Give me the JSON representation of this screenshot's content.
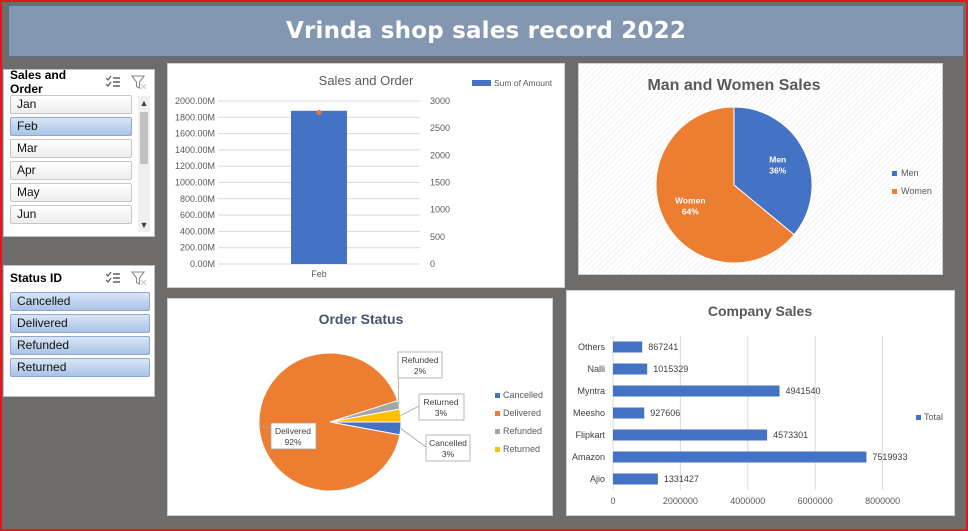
{
  "title": "Vrinda  shop sales record 2022",
  "colors": {
    "blue": "#4472c4",
    "orange": "#ed7d31",
    "gray": "#a5a5a5",
    "yellow": "#ffc000",
    "banner": "#8497b0"
  },
  "slicer_month": {
    "title": "Sales and Order",
    "icons": [
      "multi-select-icon",
      "clear-filter-icon"
    ],
    "items": [
      {
        "label": "Jan",
        "selected": false
      },
      {
        "label": "Feb",
        "selected": true
      },
      {
        "label": "Mar",
        "selected": false
      },
      {
        "label": "Apr",
        "selected": false
      },
      {
        "label": "May",
        "selected": false
      },
      {
        "label": "Jun",
        "selected": false
      }
    ]
  },
  "slicer_status": {
    "title": "Status ID",
    "icons": [
      "multi-select-icon",
      "clear-filter-icon"
    ],
    "items": [
      {
        "label": "Cancelled",
        "selected": true
      },
      {
        "label": "Delivered",
        "selected": true
      },
      {
        "label": "Refunded",
        "selected": true
      },
      {
        "label": "Returned",
        "selected": true
      }
    ]
  },
  "chart_data": [
    {
      "type": "bar",
      "title": "Sales and Order",
      "categories": [
        "Feb"
      ],
      "series": [
        {
          "name": "Sum of Amount",
          "values": [
            1880
          ],
          "axis": "left",
          "color": "#4472c4"
        },
        {
          "values": [
            2790
          ],
          "axis": "right",
          "marker": "dot",
          "color": "#ed7d31"
        }
      ],
      "ylim_left": [
        0,
        2000
      ],
      "yticks_left": [
        "0.00M",
        "200.00M",
        "400.00M",
        "600.00M",
        "800.00M",
        "1000.00M",
        "1200.00M",
        "1400.00M",
        "1600.00M",
        "1800.00M",
        "2000.00M"
      ],
      "ylim_right": [
        0,
        3000
      ],
      "yticks_right": [
        "0",
        "500",
        "1000",
        "1500",
        "2000",
        "2500",
        "3000"
      ],
      "legend": "top-right",
      "grid": true
    },
    {
      "type": "pie",
      "title": "Man and Women Sales",
      "labels": [
        "Men",
        "Women"
      ],
      "values": [
        36,
        64
      ],
      "data_labels": [
        "36%",
        "64%"
      ],
      "colors": [
        "#4472c4",
        "#ed7d31"
      ],
      "legend": "right"
    },
    {
      "type": "pie",
      "title": "Order Status",
      "labels": [
        "Cancelled",
        "Delivered",
        "Refunded",
        "Returned"
      ],
      "values": [
        3,
        92,
        2,
        3
      ],
      "data_labels": [
        "3%",
        "92%",
        "2%",
        "3%"
      ],
      "colors": [
        "#4472c4",
        "#ed7d31",
        "#a5a5a5",
        "#ffc000"
      ],
      "legend": "right"
    },
    {
      "type": "bar",
      "orientation": "horizontal",
      "title": "Company Sales",
      "categories": [
        "Others",
        "Nalli",
        "Myntra",
        "Meesho",
        "Flipkart",
        "Amazon",
        "Ajio"
      ],
      "series": [
        {
          "name": "Total",
          "values": [
            867241,
            1015329,
            4941540,
            927606,
            4573301,
            7519933,
            1331427
          ]
        }
      ],
      "xlim": [
        0,
        10000000
      ],
      "xticks": [
        "0",
        "2000000",
        "4000000",
        "6000000",
        "8000000"
      ],
      "legend": "right",
      "grid": true
    }
  ]
}
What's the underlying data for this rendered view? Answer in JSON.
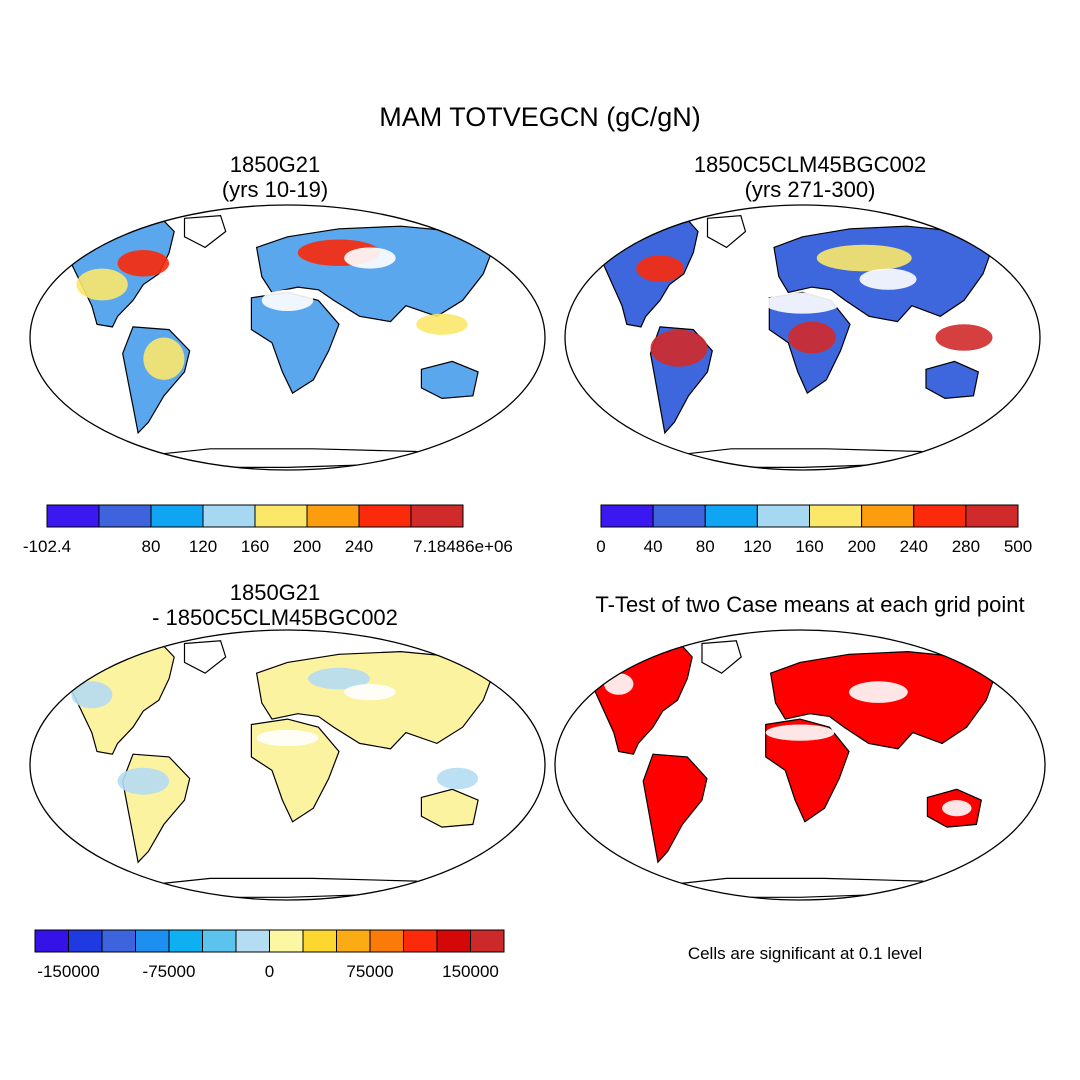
{
  "title": "MAM TOTVEGCN (gC/gN)",
  "panels": [
    {
      "title_line1": "1850G21",
      "title_line2": "(yrs 10-19)",
      "colorbar": {
        "colors": [
          "#3b18f0",
          "#3d64dc",
          "#0fa5f2",
          "#a6d8f2",
          "#fbe86a",
          "#fb9d0e",
          "#fa2a0a",
          "#d12a2a"
        ],
        "labels": [
          "-102.4",
          "80",
          "120",
          "160",
          "200",
          "240",
          "7.18486e+06"
        ]
      }
    },
    {
      "title_line1": "1850C5CLM45BGC002",
      "title_line2": "(yrs 271-300)",
      "colorbar": {
        "colors": [
          "#3b18f0",
          "#3d64dc",
          "#0fa5f2",
          "#a6d8f2",
          "#fbe86a",
          "#fb9d0e",
          "#fa2a0a",
          "#d12a2a"
        ],
        "labels": [
          "0",
          "40",
          "80",
          "120",
          "160",
          "200",
          "240",
          "280",
          "500"
        ]
      }
    },
    {
      "title_line1": "1850G21",
      "title_line2": "- 1850C5CLM45BGC002",
      "colorbar": {
        "colors": [
          "#3512e8",
          "#1e3ae0",
          "#3d64dc",
          "#1d8ff0",
          "#0fb0f2",
          "#5cc3ef",
          "#b4dcf2",
          "#fcf7a2",
          "#fdd630",
          "#fbac14",
          "#fa7a0a",
          "#fa2a0a",
          "#d40808",
          "#cc2a2a"
        ],
        "labels": [
          "-150000",
          "-75000",
          "0",
          "75000",
          "150000"
        ]
      }
    },
    {
      "title": "T-Test of two Case means at each grid point",
      "note": "Cells are significant at 0.1 level"
    }
  ],
  "colors": {
    "land_p1": "#5aa7ee",
    "land_p2": "#3f67dd",
    "land_p3": "#fcf3a0",
    "land_p4": "#ff0000"
  }
}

Work to complete:
Pictures are not part of the copy; output everything else in the records exactly.

Answer below:
Give me the JSON representation of this screenshot's content.
{
  "title": "Vrinda  shop sales record 2022",
  "colors": {
    "blue": "#4472c4",
    "orange": "#ed7d31",
    "gray": "#a5a5a5",
    "yellow": "#ffc000",
    "banner": "#8497b0"
  },
  "slicer_month": {
    "title": "Sales and Order",
    "icons": [
      "multi-select-icon",
      "clear-filter-icon"
    ],
    "items": [
      {
        "label": "Jan",
        "selected": false
      },
      {
        "label": "Feb",
        "selected": true
      },
      {
        "label": "Mar",
        "selected": false
      },
      {
        "label": "Apr",
        "selected": false
      },
      {
        "label": "May",
        "selected": false
      },
      {
        "label": "Jun",
        "selected": false
      }
    ]
  },
  "slicer_status": {
    "title": "Status ID",
    "icons": [
      "multi-select-icon",
      "clear-filter-icon"
    ],
    "items": [
      {
        "label": "Cancelled",
        "selected": true
      },
      {
        "label": "Delivered",
        "selected": true
      },
      {
        "label": "Refunded",
        "selected": true
      },
      {
        "label": "Returned",
        "selected": true
      }
    ]
  },
  "chart_data": [
    {
      "type": "bar",
      "title": "Sales and Order",
      "categories": [
        "Feb"
      ],
      "series": [
        {
          "name": "Sum of Amount",
          "values": [
            1880
          ],
          "axis": "left",
          "color": "#4472c4"
        },
        {
          "values": [
            2790
          ],
          "axis": "right",
          "marker": "dot",
          "color": "#ed7d31"
        }
      ],
      "ylim_left": [
        0,
        2000
      ],
      "yticks_left": [
        "0.00M",
        "200.00M",
        "400.00M",
        "600.00M",
        "800.00M",
        "1000.00M",
        "1200.00M",
        "1400.00M",
        "1600.00M",
        "1800.00M",
        "2000.00M"
      ],
      "ylim_right": [
        0,
        3000
      ],
      "yticks_right": [
        "0",
        "500",
        "1000",
        "1500",
        "2000",
        "2500",
        "3000"
      ],
      "legend": "top-right",
      "grid": true
    },
    {
      "type": "pie",
      "title": "Man and Women Sales",
      "labels": [
        "Men",
        "Women"
      ],
      "values": [
        36,
        64
      ],
      "data_labels": [
        "36%",
        "64%"
      ],
      "colors": [
        "#4472c4",
        "#ed7d31"
      ],
      "legend": "right"
    },
    {
      "type": "pie",
      "title": "Order Status",
      "labels": [
        "Cancelled",
        "Delivered",
        "Refunded",
        "Returned"
      ],
      "values": [
        3,
        92,
        2,
        3
      ],
      "data_labels": [
        "3%",
        "92%",
        "2%",
        "3%"
      ],
      "colors": [
        "#4472c4",
        "#ed7d31",
        "#a5a5a5",
        "#ffc000"
      ],
      "legend": "right"
    },
    {
      "type": "bar",
      "orientation": "horizontal",
      "title": "Company Sales",
      "categories": [
        "Others",
        "Nalli",
        "Myntra",
        "Meesho",
        "Flipkart",
        "Amazon",
        "Ajio"
      ],
      "series": [
        {
          "name": "Total",
          "values": [
            867241,
            1015329,
            4941540,
            927606,
            4573301,
            7519933,
            1331427
          ]
        }
      ],
      "xlim": [
        0,
        10000000
      ],
      "xticks": [
        "0",
        "2000000",
        "4000000",
        "6000000",
        "8000000"
      ],
      "legend": "right",
      "grid": true
    }
  ]
}
What's the underlying data for this rendered view? Answer in JSON.
{
  "title": "MAM TOTVEGCN (gC/gN)",
  "panels": [
    {
      "title_line1": "1850G21",
      "title_line2": "(yrs 10-19)",
      "colorbar": {
        "colors": [
          "#3b18f0",
          "#3d64dc",
          "#0fa5f2",
          "#a6d8f2",
          "#fbe86a",
          "#fb9d0e",
          "#fa2a0a",
          "#d12a2a"
        ],
        "labels": [
          "-102.4",
          "80",
          "120",
          "160",
          "200",
          "240",
          "7.18486e+06"
        ]
      }
    },
    {
      "title_line1": "1850C5CLM45BGC002",
      "title_line2": "(yrs 271-300)",
      "colorbar": {
        "colors": [
          "#3b18f0",
          "#3d64dc",
          "#0fa5f2",
          "#a6d8f2",
          "#fbe86a",
          "#fb9d0e",
          "#fa2a0a",
          "#d12a2a"
        ],
        "labels": [
          "0",
          "40",
          "80",
          "120",
          "160",
          "200",
          "240",
          "280",
          "500"
        ]
      }
    },
    {
      "title_line1": "1850G21",
      "title_line2": "- 1850C5CLM45BGC002",
      "colorbar": {
        "colors": [
          "#3512e8",
          "#1e3ae0",
          "#3d64dc",
          "#1d8ff0",
          "#0fb0f2",
          "#5cc3ef",
          "#b4dcf2",
          "#fcf7a2",
          "#fdd630",
          "#fbac14",
          "#fa7a0a",
          "#fa2a0a",
          "#d40808",
          "#cc2a2a"
        ],
        "labels": [
          "-150000",
          "-75000",
          "0",
          "75000",
          "150000"
        ]
      }
    },
    {
      "title": "T-Test of two Case means at each grid point",
      "note": "Cells are significant at 0.1 level"
    }
  ],
  "colors": {
    "land_p1": "#5aa7ee",
    "land_p2": "#3f67dd",
    "land_p3": "#fcf3a0",
    "land_p4": "#ff0000"
  }
}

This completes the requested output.